== Data section ==
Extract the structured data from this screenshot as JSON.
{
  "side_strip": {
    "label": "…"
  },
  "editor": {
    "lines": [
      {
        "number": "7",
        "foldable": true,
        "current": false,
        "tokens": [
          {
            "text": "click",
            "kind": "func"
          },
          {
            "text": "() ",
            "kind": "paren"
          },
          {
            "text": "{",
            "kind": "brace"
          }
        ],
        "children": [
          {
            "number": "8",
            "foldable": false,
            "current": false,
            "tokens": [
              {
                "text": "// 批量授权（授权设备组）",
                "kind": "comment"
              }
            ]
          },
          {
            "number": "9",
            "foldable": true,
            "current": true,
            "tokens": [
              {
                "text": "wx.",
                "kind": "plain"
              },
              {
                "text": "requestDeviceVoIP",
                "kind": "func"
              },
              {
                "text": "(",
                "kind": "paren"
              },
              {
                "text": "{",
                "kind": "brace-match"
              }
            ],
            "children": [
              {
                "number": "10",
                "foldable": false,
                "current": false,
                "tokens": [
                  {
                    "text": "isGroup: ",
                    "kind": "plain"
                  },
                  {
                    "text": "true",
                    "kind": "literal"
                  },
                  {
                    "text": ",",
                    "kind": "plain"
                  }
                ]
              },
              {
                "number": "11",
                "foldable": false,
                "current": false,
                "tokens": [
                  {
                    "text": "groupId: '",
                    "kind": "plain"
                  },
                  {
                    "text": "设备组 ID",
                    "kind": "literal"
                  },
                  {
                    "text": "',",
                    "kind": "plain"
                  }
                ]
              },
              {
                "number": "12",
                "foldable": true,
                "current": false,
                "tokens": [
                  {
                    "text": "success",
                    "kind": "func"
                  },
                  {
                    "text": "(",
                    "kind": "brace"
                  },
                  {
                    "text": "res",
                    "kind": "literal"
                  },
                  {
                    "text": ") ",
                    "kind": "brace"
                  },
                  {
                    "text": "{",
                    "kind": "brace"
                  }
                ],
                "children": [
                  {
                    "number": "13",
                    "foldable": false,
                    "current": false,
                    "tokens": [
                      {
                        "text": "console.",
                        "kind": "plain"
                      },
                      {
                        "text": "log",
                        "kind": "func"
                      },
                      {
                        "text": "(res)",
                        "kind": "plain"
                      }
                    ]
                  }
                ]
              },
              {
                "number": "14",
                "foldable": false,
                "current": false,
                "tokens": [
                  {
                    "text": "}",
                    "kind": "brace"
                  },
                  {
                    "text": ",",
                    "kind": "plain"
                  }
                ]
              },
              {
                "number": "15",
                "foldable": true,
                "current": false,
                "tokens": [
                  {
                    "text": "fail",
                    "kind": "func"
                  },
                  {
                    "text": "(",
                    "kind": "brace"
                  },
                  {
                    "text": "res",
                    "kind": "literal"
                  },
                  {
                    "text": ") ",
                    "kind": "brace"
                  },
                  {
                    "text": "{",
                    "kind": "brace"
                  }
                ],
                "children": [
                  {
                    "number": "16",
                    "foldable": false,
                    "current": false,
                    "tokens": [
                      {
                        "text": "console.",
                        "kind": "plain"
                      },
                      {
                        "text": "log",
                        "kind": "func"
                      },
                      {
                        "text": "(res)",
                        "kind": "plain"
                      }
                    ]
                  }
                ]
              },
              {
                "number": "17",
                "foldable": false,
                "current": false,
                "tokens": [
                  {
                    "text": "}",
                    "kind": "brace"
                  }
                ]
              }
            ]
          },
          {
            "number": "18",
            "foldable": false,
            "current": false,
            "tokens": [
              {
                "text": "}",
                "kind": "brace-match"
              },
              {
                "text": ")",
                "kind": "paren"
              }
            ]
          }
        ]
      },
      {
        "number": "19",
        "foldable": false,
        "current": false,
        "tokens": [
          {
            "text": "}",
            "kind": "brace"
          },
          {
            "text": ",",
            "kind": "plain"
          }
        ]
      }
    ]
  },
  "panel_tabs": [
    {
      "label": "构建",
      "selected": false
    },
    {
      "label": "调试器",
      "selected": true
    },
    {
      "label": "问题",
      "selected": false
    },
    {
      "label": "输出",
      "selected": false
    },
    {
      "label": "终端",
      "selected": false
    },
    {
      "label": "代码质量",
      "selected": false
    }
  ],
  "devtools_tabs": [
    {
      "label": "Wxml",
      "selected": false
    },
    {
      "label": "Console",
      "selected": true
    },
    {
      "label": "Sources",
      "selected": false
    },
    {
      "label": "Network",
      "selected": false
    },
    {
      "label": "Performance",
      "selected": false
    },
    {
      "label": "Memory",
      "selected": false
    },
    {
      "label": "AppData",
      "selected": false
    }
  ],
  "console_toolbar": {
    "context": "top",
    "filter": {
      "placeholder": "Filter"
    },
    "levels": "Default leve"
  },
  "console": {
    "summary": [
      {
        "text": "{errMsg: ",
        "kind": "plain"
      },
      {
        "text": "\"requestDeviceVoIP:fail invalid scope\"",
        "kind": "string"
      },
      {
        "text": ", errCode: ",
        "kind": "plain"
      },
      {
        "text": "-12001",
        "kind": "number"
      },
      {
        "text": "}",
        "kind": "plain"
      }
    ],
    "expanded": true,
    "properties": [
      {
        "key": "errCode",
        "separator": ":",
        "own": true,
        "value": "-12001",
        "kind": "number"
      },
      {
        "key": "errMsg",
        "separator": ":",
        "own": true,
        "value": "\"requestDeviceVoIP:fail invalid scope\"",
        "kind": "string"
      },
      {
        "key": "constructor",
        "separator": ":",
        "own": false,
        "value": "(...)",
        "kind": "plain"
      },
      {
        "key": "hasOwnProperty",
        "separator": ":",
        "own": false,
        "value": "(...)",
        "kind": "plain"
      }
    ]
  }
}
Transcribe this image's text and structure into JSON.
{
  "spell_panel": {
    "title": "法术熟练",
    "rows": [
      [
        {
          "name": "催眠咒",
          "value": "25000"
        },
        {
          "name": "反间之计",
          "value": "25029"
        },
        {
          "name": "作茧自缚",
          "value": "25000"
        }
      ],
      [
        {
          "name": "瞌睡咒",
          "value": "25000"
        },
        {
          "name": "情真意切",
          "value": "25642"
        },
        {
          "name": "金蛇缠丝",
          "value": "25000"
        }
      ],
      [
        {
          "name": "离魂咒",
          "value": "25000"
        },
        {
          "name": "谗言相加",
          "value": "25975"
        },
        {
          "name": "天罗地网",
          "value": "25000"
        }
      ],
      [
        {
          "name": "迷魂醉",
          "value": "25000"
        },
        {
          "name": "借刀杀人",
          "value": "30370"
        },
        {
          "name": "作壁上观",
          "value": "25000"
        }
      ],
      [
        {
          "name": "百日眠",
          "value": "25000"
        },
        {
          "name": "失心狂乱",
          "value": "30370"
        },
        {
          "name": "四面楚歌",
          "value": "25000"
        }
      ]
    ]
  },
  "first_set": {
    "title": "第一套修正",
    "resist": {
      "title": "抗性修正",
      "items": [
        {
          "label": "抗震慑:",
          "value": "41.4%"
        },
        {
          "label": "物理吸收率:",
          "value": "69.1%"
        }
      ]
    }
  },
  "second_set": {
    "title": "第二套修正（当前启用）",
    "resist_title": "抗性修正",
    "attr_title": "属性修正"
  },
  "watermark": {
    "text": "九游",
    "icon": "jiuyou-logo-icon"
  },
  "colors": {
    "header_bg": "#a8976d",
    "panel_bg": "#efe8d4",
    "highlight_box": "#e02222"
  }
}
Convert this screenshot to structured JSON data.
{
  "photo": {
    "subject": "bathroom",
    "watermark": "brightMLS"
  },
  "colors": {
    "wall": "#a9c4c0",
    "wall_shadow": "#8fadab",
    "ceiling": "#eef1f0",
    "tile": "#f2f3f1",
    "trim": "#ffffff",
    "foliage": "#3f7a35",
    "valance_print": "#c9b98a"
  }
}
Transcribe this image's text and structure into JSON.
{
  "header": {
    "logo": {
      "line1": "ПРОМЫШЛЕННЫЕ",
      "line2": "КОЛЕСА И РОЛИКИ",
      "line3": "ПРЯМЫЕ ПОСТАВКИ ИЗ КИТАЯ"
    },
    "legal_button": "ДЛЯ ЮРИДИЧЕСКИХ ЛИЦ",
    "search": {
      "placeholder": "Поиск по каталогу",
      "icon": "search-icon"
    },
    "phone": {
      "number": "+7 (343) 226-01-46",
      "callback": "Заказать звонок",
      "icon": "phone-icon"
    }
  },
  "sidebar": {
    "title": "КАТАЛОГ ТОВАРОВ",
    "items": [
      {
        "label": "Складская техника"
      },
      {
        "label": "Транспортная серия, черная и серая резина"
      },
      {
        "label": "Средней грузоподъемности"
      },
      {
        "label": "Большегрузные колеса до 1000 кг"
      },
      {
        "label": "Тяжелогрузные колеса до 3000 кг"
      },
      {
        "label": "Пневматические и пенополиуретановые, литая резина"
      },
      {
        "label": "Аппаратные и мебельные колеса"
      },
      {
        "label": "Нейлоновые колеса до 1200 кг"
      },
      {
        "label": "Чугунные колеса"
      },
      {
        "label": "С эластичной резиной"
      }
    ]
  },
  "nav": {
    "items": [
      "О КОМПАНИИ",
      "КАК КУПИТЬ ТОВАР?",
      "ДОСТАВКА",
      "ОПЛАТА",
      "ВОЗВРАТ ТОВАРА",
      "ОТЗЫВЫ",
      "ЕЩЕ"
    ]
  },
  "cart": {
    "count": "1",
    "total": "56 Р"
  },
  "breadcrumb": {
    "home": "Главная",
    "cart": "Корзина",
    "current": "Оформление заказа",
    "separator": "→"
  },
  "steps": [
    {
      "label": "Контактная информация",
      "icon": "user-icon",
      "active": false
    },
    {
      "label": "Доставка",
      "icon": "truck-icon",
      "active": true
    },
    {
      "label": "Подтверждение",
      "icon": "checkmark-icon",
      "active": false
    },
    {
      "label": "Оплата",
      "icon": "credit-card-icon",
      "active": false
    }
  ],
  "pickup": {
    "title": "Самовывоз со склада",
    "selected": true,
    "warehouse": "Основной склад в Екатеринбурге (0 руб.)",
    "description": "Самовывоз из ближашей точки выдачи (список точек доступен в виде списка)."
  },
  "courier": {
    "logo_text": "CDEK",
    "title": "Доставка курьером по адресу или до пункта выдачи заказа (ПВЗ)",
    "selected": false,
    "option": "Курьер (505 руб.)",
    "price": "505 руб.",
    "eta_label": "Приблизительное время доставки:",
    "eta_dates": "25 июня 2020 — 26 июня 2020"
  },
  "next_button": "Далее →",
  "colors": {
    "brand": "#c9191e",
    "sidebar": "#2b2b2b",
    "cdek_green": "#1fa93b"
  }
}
===
Work to complete:
Tally the lines containing "icon". Provide the number without any other words.

Exercise output:
7